What is required —
Copy whichever lines contain the string "NGUYÊN".

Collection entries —
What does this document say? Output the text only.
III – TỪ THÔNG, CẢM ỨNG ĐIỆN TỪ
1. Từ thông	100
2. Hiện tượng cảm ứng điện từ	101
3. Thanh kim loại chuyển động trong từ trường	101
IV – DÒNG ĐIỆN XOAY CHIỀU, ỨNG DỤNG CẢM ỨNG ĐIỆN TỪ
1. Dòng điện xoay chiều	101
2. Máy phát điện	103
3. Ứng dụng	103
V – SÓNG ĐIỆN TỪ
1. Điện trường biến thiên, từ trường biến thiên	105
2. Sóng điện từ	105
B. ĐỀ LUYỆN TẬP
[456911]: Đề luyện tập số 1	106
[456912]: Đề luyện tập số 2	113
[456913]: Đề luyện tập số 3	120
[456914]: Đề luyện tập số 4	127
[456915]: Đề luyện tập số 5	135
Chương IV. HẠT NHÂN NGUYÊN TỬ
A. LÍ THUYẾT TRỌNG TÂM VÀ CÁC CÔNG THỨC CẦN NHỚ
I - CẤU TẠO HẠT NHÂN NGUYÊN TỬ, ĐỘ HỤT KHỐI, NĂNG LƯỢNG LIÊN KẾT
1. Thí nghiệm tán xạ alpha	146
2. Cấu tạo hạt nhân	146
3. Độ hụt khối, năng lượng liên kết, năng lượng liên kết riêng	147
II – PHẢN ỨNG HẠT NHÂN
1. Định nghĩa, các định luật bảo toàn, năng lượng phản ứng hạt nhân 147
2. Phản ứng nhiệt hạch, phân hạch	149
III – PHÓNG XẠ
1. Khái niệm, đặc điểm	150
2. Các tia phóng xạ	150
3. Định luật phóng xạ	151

Expected answer —
Chương IV. HẠT NHÂN NGUYÊN TỬ
I - CẤU TẠO HẠT NHÂN NGUYÊN TỬ, ĐỘ HỤT KHỐI, NĂNG LƯỢNG LIÊN KẾT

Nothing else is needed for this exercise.